Set exercise -> Repeat the material exactly, every line of it.

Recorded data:

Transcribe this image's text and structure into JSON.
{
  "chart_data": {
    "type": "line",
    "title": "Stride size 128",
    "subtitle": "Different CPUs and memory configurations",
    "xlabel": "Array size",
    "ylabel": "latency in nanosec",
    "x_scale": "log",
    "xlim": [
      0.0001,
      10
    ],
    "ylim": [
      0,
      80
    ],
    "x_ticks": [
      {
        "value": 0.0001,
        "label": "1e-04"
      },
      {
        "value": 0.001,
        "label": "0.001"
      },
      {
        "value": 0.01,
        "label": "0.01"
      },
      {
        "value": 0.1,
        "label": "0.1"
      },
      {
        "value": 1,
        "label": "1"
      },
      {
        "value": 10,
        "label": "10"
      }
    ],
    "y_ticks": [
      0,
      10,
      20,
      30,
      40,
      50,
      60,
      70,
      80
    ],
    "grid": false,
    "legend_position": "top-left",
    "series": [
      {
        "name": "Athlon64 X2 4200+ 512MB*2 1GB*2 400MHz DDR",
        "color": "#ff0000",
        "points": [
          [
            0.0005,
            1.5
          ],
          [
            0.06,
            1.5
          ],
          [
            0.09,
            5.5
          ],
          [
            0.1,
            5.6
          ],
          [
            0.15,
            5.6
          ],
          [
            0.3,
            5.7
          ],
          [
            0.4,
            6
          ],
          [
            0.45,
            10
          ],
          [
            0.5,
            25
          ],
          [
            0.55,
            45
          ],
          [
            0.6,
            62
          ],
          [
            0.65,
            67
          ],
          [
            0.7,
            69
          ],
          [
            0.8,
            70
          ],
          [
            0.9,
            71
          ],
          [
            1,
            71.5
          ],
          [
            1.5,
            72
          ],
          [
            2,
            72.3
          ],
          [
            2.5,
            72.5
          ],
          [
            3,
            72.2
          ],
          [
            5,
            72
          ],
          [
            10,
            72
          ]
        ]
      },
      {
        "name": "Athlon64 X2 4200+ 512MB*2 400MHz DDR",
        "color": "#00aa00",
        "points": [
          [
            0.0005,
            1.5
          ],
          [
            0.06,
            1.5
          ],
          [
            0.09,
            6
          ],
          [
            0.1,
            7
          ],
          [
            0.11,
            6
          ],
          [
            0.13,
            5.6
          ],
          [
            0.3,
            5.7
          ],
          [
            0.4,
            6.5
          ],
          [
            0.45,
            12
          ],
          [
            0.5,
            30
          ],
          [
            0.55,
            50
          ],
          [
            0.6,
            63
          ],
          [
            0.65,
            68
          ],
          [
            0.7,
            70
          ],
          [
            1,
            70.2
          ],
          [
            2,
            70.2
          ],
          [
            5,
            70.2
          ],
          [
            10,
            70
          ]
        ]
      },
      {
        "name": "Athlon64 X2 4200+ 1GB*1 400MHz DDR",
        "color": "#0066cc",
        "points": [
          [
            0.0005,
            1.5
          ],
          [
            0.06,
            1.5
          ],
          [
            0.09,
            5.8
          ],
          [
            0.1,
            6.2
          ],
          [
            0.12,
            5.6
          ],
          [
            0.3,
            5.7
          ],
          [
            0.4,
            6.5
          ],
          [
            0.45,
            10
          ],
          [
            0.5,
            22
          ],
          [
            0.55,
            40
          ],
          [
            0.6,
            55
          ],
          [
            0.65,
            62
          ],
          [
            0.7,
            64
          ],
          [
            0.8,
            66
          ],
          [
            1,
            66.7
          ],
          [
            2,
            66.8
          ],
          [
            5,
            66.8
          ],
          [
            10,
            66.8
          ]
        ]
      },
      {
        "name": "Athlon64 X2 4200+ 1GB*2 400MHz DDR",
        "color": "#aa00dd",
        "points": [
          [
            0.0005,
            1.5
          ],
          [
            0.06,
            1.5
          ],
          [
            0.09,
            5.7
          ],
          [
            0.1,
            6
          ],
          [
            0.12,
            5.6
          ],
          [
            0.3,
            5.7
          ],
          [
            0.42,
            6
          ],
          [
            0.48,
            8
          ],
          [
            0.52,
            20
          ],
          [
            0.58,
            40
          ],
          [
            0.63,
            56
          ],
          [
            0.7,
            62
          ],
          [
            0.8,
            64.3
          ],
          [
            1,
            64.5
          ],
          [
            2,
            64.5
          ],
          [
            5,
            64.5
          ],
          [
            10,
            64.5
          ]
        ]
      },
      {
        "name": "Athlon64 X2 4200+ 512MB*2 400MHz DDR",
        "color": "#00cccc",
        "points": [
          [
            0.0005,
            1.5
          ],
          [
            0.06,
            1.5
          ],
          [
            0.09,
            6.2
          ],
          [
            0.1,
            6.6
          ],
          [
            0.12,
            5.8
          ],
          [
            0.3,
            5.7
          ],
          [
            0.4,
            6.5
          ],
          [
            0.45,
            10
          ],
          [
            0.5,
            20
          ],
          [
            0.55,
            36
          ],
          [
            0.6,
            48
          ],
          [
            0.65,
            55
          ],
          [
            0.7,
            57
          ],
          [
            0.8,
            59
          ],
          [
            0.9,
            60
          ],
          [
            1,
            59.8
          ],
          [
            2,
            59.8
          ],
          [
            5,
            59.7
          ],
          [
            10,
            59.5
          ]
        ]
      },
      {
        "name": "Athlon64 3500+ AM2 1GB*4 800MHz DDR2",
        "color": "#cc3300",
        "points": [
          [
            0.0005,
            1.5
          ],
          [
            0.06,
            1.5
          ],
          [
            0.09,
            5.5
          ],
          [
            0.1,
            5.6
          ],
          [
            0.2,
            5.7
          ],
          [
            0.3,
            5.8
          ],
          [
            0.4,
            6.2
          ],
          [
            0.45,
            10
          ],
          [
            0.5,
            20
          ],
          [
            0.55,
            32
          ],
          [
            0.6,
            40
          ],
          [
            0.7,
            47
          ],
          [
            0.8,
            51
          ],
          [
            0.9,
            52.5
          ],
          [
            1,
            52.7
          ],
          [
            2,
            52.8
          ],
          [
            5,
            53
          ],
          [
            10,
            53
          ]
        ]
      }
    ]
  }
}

Solution ->
Transcribe this image's text and structure into JSON.
{
  "chart_data": {
    "type": "line",
    "title": "Stride size 128",
    "subtitle": "Different CPUs and memory configurations",
    "xlabel": "Array size",
    "ylabel": "latency in nanosec",
    "x_scale": "log",
    "xlim": [
      0.0001,
      10
    ],
    "ylim": [
      0,
      80
    ],
    "x_ticks": [
      {
        "value": 0.0001,
        "label": "1e-04"
      },
      {
        "value": 0.001,
        "label": "0.001"
      },
      {
        "value": 0.01,
        "label": "0.01"
      },
      {
        "value": 0.1,
        "label": "0.1"
      },
      {
        "value": 1,
        "label": "1"
      },
      {
        "value": 10,
        "label": "10"
      }
    ],
    "y_ticks": [
      0,
      10,
      20,
      30,
      40,
      50,
      60,
      70,
      80
    ],
    "grid": false,
    "legend_position": "top-left",
    "series": [
      {
        "name": "Athlon64 X2 4200+ 512MB*2 1GB*2 400MHz DDR",
        "color": "#ff0000",
        "points": [
          [
            0.0005,
            1.5
          ],
          [
            0.06,
            1.5
          ],
          [
            0.09,
            5.5
          ],
          [
            0.1,
            5.6
          ],
          [
            0.15,
            5.6
          ],
          [
            0.3,
            5.7
          ],
          [
            0.4,
            6
          ],
          [
            0.45,
            10
          ],
          [
            0.5,
            25
          ],
          [
            0.55,
            45
          ],
          [
            0.6,
            62
          ],
          [
            0.65,
            67
          ],
          [
            0.7,
            69
          ],
          [
            0.8,
            70
          ],
          [
            0.9,
            71
          ],
          [
            1,
            71.5
          ],
          [
            1.5,
            72
          ],
          [
            2,
            72.3
          ],
          [
            2.5,
            72.5
          ],
          [
            3,
            72.2
          ],
          [
            5,
            72
          ],
          [
            10,
            72
          ]
        ]
      },
      {
        "name": "Athlon64 X2 4200+ 512MB*2 400MHz DDR",
        "color": "#00aa00",
        "points": [
          [
            0.0005,
            1.5
          ],
          [
            0.06,
            1.5
          ],
          [
            0.09,
            6
          ],
          [
            0.1,
            7
          ],
          [
            0.11,
            6
          ],
          [
            0.13,
            5.6
          ],
          [
            0.3,
            5.7
          ],
          [
            0.4,
            6.5
          ],
          [
            0.45,
            12
          ],
          [
            0.5,
            30
          ],
          [
            0.55,
            50
          ],
          [
            0.6,
            63
          ],
          [
            0.65,
            68
          ],
          [
            0.7,
            70
          ],
          [
            1,
            70.2
          ],
          [
            2,
            70.2
          ],
          [
            5,
            70.2
          ],
          [
            10,
            70
          ]
        ]
      },
      {
        "name": "Athlon64 X2 4200+ 1GB*1 400MHz DDR",
        "color": "#0066cc",
        "points": [
          [
            0.0005,
            1.5
          ],
          [
            0.06,
            1.5
          ],
          [
            0.09,
            5.8
          ],
          [
            0.1,
            6.2
          ],
          [
            0.12,
            5.6
          ],
          [
            0.3,
            5.7
          ],
          [
            0.4,
            6.5
          ],
          [
            0.45,
            10
          ],
          [
            0.5,
            22
          ],
          [
            0.55,
            40
          ],
          [
            0.6,
            55
          ],
          [
            0.65,
            62
          ],
          [
            0.7,
            64
          ],
          [
            0.8,
            66
          ],
          [
            1,
            66.7
          ],
          [
            2,
            66.8
          ],
          [
            5,
            66.8
          ],
          [
            10,
            66.8
          ]
        ]
      },
      {
        "name": "Athlon64 X2 4200+ 1GB*2 400MHz DDR",
        "color": "#aa00dd",
        "points": [
          [
            0.0005,
            1.5
          ],
          [
            0.06,
            1.5
          ],
          [
            0.09,
            5.7
          ],
          [
            0.1,
            6
          ],
          [
            0.12,
            5.6
          ],
          [
            0.3,
            5.7
          ],
          [
            0.42,
            6
          ],
          [
            0.48,
            8
          ],
          [
            0.52,
            20
          ],
          [
            0.58,
            40
          ],
          [
            0.63,
            56
          ],
          [
            0.7,
            62
          ],
          [
            0.8,
            64.3
          ],
          [
            1,
            64.5
          ],
          [
            2,
            64.5
          ],
          [
            5,
            64.5
          ],
          [
            10,
            64.5
          ]
        ]
      },
      {
        "name": "Athlon64 X2 4200+ 512MB*2 400MHz DDR",
        "color": "#00cccc",
        "points": [
          [
            0.0005,
            1.5
          ],
          [
            0.06,
            1.5
          ],
          [
            0.09,
            6.2
          ],
          [
            0.1,
            6.6
          ],
          [
            0.12,
            5.8
          ],
          [
            0.3,
            5.7
          ],
          [
            0.4,
            6.5
          ],
          [
            0.45,
            10
          ],
          [
            0.5,
            20
          ],
          [
            0.55,
            36
          ],
          [
            0.6,
            48
          ],
          [
            0.65,
            55
          ],
          [
            0.7,
            57
          ],
          [
            0.8,
            59
          ],
          [
            0.9,
            60
          ],
          [
            1,
            59.8
          ],
          [
            2,
            59.8
          ],
          [
            5,
            59.7
          ],
          [
            10,
            59.5
          ]
        ]
      },
      {
        "name": "Athlon64 3500+ AM2 1GB*4 800MHz DDR2",
        "color": "#cc3300",
        "points": [
          [
            0.0005,
            1.5
          ],
          [
            0.06,
            1.5
          ],
          [
            0.09,
            5.5
          ],
          [
            0.1,
            5.6
          ],
          [
            0.2,
            5.7
          ],
          [
            0.3,
            5.8
          ],
          [
            0.4,
            6.2
          ],
          [
            0.45,
            10
          ],
          [
            0.5,
            20
          ],
          [
            0.55,
            32
          ],
          [
            0.6,
            40
          ],
          [
            0.7,
            47
          ],
          [
            0.8,
            51
          ],
          [
            0.9,
            52.5
          ],
          [
            1,
            52.7
          ],
          [
            2,
            52.8
          ],
          [
            5,
            53
          ],
          [
            10,
            53
          ]
        ]
      }
    ]
  }
}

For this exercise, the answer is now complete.